**DOCUMENT SECTION:**
6.824 2013 Lecture 16: Transparency, Network Objects, Plan 9

today:
  transparency
  remote objects
  Plan 9

we've seen many results of "the hard part of distrib computing is Z,
  let's design a technique/system to simplify Z"

examples:
  RPC -- communication
  FDS/Spanner/&c -- storage
  Paxos -- replication, fault tolerance
  Argus -- atomic transactions
  DSM -- application programming

common thread: transparency
  make remote look the same as local
  e.g. FDS makes data available on any client, regardless of location

some systems target transparency directly
  often via naming -- can hide local/remote inside names
  example: network objects
  example: distributed operating systems, Plan 9

Network Objects

Why is standard RPC not very transparent?
  arguments are passed by copying
    so it's not the same object!
  example:
    p = printers.find(printname)

**DIRECTIVE:**
Please carry on the lecture notes on transparency, network objects and Plan 9, starting right after their last line.

**COLLECTED MATERIAL:**
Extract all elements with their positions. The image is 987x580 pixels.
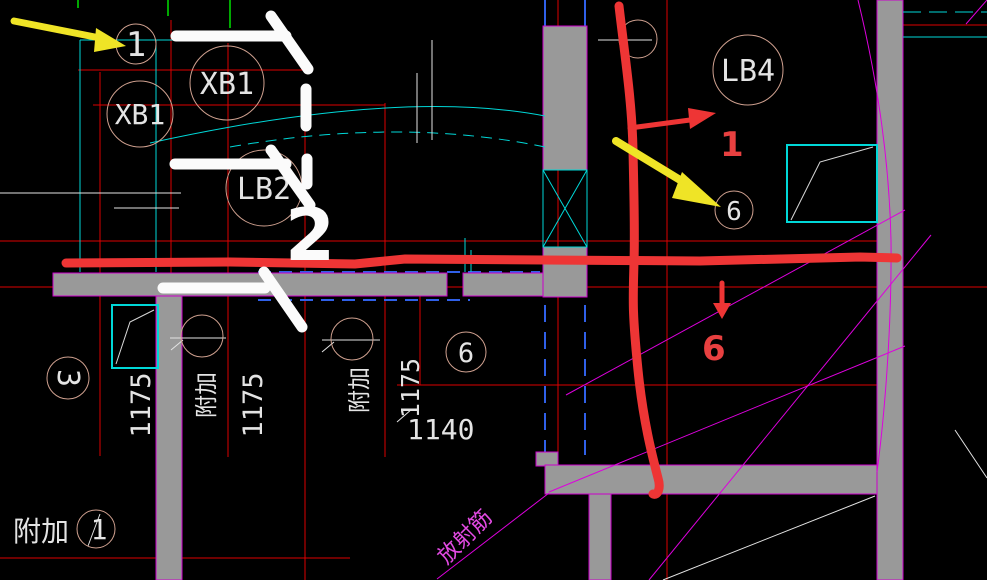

**WRITTEN RESPONSE:**
    f = fs.open(filename)
    q = spooler.find(prio)
    q.add(p, f)
      if p.idle():
        p.go(f)
      else: ...
  makes sense locally, but not with e.g. Go RPC
    e.g. if client and three servers (printer, FS, spooler)
    passing p and f won't work correctly
  work-around: pass names
    but then all modules have to explicitly know how to find named objects
    e.g. can't cook up a new Printer object that prints to local buffer

better object support: network objects
  e.g. DEC Network Objects, CORBA, Java RMI
  "remote object references"
    each object is on some home server
    home gives object references to other machines
    any machine can use object reference in the usual way
      call method, pass as RPC argument, &c
    language runtime transparently forwards method calls to home server
  object refs as RPC return values
    c = cartserver.create()
  RPC for object methods
    c.add(item)
  pass remote object to any server
    warehouse.ship(c)
  references directly useable on any server
    warehouse.ship(c):
      c.list()

how do network objects work?
  object reference is serverID+objID
  if server sends a local object to another machine
    (in RPC reply value, including if inside e.g. returned list/hashtable/&c)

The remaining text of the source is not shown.